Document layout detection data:
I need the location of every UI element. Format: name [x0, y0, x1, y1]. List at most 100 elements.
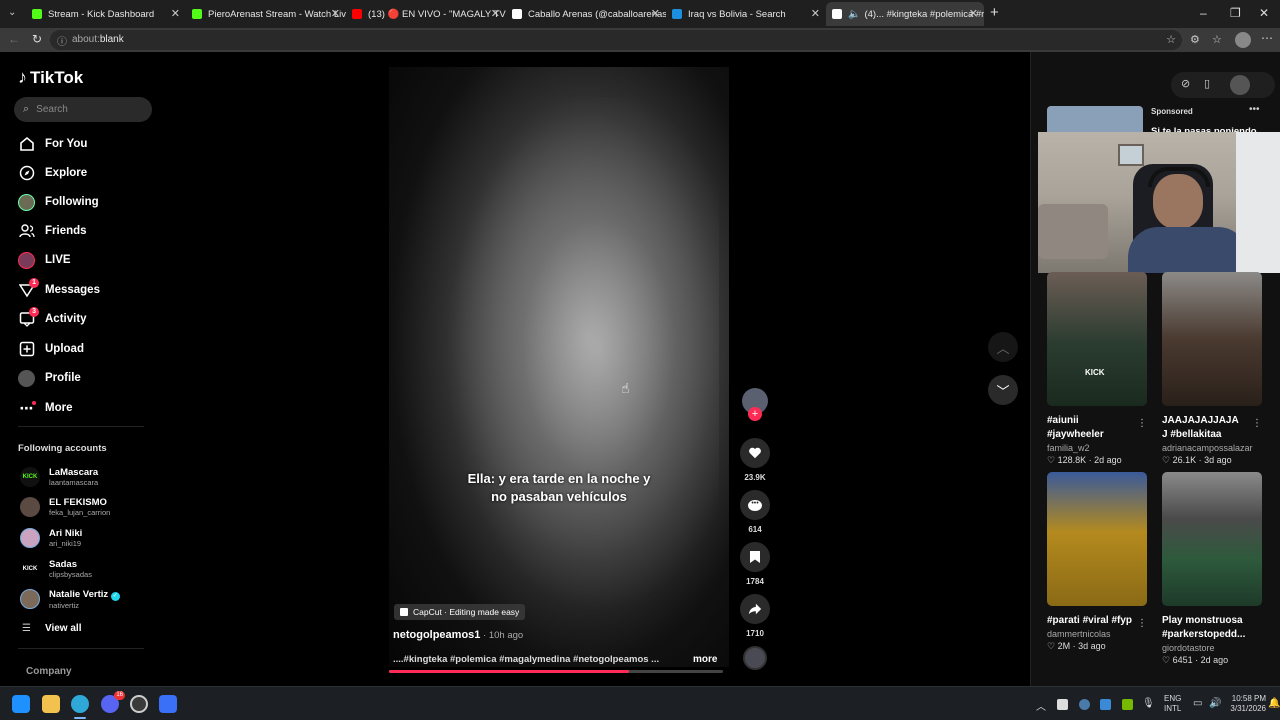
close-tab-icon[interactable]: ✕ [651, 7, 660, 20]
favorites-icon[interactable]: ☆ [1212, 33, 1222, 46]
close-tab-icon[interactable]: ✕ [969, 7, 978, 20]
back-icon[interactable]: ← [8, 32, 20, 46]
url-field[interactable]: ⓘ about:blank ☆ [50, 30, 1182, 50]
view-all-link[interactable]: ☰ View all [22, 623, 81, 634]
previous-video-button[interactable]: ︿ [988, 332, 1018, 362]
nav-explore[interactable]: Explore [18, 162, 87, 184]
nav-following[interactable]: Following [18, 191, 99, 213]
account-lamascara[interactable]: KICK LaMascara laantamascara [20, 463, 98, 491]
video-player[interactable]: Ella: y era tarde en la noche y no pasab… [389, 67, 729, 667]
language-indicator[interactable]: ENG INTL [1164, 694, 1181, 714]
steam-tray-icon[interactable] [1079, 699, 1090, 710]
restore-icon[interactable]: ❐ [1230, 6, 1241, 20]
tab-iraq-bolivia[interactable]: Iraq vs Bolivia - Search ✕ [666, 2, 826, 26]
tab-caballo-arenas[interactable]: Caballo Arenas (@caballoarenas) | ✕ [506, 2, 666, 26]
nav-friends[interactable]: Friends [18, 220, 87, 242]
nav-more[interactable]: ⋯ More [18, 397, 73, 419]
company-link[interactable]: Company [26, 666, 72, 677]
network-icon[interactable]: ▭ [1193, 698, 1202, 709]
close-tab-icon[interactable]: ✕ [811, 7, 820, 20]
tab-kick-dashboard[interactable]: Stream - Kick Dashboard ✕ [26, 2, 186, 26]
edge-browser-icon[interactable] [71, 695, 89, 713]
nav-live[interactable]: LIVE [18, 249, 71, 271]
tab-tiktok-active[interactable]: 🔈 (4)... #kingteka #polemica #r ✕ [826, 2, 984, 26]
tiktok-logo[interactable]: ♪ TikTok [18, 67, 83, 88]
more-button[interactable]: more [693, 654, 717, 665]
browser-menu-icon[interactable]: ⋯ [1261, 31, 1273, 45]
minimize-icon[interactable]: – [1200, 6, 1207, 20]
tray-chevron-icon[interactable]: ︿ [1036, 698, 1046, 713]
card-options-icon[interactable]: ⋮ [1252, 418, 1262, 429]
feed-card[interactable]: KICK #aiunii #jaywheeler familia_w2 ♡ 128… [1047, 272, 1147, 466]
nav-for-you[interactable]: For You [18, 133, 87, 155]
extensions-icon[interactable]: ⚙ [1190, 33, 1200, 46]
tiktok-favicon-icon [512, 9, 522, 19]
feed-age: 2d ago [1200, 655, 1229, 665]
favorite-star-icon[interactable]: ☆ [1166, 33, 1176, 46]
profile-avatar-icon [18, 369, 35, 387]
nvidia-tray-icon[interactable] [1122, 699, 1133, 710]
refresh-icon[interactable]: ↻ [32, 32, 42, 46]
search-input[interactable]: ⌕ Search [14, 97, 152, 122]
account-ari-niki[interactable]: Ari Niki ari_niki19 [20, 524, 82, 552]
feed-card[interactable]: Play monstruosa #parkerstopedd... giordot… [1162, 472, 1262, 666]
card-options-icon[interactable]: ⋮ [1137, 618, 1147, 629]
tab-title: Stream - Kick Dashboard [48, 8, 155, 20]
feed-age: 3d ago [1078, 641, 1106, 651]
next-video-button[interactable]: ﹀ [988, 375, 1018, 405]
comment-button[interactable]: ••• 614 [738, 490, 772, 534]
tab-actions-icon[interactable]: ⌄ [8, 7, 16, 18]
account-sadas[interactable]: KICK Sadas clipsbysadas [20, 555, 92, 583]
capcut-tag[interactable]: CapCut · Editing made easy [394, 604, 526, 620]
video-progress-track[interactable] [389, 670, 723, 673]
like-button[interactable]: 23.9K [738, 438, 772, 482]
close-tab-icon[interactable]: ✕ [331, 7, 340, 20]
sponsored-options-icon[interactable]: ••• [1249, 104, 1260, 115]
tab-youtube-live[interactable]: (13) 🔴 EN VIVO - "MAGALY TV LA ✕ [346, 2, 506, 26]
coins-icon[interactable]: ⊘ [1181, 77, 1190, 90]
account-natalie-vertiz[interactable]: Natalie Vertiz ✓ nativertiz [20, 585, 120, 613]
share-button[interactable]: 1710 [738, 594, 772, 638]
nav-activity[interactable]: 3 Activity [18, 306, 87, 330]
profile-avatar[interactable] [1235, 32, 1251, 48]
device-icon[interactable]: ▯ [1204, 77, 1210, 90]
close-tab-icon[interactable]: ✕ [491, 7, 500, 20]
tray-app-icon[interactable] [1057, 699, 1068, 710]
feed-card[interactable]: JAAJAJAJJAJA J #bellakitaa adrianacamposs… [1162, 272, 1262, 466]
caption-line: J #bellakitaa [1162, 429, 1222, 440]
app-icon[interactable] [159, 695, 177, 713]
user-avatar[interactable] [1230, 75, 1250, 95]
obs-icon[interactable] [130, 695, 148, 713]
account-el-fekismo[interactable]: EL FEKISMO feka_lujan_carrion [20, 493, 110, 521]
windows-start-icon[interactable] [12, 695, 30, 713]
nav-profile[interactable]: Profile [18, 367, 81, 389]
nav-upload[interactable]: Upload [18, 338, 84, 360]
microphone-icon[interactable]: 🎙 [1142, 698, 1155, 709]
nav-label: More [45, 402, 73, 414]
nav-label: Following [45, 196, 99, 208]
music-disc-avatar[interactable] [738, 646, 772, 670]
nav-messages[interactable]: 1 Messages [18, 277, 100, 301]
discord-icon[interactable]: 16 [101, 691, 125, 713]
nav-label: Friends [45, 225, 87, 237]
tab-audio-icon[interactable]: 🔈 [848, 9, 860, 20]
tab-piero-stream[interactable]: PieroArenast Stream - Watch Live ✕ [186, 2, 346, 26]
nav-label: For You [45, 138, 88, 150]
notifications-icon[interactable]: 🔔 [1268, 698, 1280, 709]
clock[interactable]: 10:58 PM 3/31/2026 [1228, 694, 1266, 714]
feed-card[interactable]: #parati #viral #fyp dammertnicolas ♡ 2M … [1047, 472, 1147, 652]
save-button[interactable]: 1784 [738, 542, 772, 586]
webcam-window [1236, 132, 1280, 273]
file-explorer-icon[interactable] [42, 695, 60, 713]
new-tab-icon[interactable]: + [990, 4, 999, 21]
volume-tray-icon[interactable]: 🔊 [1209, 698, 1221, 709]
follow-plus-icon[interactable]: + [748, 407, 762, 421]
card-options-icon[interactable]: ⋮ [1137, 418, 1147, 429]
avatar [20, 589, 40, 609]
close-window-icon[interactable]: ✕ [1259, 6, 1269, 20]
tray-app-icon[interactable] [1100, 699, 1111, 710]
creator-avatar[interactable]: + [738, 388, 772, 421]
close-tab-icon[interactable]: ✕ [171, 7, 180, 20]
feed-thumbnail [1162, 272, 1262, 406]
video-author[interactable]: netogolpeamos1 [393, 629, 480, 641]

Task to complete
Pick out the lines above that hold the string "avatar" and show them.

Answer box
profile-avatar-icon [18, 369, 35, 387]
profile-avatar[interactable] [1235, 32, 1251, 48]
user-avatar[interactable] [1230, 75, 1250, 95]
music-disc-avatar[interactable] [738, 646, 772, 670]
avatar [20, 589, 40, 609]
creator-avatar[interactable]: + [738, 388, 772, 421]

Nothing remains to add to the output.